§ SET EXERCISE A
Please copy the records from their first line through the line containing "data-point (232, 331, 240, 339)", replacing "Segment" with "Annotate" and leaving everything else unchanged.

BEGIN DOCUMENT EXTRACT

Historically, ijma has played a crucial role in maintaining unity among Muslim communities around questions of faith.

Nonetheless, the issue of whose opinion counts has not been immune to debate and criticism. Both historically and in more recent times the issue of whether only scholarly opinion counts or whether the opinions of all Muslims are valid has risen again and again. The issue has remained at the forefront of Islamic legal thinking particularly because Islam has in general remained uneasy with the idea of a religious hierarchy. Classical thinkers such as Ibn Taymiyya (d. 1328) were at great pains to stress the principle of equality that runs through Islam, and his own position on ijma reflected this.

END DOCUMENT EXTRACT
BEGIN MATERIALS PROVIDED

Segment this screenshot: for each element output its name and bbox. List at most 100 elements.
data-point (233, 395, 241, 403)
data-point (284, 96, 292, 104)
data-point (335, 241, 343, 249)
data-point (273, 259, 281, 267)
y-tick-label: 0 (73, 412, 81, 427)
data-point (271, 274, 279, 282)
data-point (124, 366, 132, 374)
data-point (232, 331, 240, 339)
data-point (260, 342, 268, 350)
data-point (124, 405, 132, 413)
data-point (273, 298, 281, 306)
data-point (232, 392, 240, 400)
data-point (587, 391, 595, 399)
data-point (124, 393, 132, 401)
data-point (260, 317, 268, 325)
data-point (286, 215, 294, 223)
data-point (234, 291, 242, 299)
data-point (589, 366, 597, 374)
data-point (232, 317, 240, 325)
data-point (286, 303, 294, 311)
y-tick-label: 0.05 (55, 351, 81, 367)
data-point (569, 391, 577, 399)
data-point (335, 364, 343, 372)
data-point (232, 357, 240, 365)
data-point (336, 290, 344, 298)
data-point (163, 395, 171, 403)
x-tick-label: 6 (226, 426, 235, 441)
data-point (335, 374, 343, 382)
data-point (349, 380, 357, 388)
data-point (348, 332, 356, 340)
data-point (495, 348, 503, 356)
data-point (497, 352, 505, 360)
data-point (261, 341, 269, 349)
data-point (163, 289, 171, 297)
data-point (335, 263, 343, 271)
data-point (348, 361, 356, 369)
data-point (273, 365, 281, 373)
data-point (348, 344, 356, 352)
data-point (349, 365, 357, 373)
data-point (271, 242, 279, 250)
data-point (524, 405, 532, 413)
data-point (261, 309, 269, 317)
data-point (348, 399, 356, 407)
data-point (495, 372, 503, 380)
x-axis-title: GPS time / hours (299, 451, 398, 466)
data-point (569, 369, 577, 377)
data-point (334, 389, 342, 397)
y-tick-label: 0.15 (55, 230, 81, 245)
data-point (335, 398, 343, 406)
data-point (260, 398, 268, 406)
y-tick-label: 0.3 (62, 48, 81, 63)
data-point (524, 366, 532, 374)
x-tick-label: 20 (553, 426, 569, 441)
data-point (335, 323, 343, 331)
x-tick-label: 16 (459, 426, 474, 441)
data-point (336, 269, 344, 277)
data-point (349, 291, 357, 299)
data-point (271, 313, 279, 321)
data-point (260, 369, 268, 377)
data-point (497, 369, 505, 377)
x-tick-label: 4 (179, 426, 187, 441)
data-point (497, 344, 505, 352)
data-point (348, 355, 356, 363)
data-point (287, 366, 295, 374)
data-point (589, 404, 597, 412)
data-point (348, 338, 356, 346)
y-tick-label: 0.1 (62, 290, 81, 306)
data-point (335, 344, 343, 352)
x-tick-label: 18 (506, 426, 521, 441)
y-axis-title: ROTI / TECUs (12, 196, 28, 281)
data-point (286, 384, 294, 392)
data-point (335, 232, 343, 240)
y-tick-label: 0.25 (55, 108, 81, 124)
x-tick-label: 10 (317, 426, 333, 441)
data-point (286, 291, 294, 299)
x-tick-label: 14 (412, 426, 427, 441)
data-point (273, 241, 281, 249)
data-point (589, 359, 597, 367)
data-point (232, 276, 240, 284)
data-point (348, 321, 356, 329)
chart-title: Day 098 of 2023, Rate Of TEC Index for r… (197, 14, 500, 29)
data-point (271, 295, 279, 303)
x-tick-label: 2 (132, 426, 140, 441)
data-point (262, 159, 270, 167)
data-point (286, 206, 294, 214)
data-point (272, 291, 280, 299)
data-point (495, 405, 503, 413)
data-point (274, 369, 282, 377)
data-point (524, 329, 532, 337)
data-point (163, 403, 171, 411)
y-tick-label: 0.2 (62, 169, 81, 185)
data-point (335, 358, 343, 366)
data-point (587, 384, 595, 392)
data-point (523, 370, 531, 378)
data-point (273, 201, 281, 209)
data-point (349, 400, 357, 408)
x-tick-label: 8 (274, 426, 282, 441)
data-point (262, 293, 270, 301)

END MATERIALS PROVIDED

§ SET EXERCISE B
Continue the passage on ijma from where it stops.

§ RESULT A
Annotate this screenshot: for each element output its name and bbox. List at most 100 elements.
data-point (233, 395, 241, 403)
data-point (284, 96, 292, 104)
data-point (335, 241, 343, 249)
data-point (273, 259, 281, 267)
y-tick-label: 0 (73, 412, 81, 427)
data-point (271, 274, 279, 282)
data-point (124, 366, 132, 374)
data-point (232, 331, 240, 339)

§ RESULT B
Ibn Taymiyya believed that only the Companions of the Prophet (pbuh) could have reached a perfect ijma, because only they had been truly faithful to Muhammad’s (pbuh) words and deeds. From that time on though the distance separating the jurists from the Prophet (pbuh) was too great, so any ijma reached would inevitably be fallible. Thus he argued for a continued process of legal reasoning (ijtihad) to decide what was in the interests of human welfare (maslaha), with judgements being made accordingly.[1]

[1] See Albert Hourani Arabic Thought in the Liberal Age: 1798-1939, Cambridge: Cambridge University Press, 1983, p. 18-23.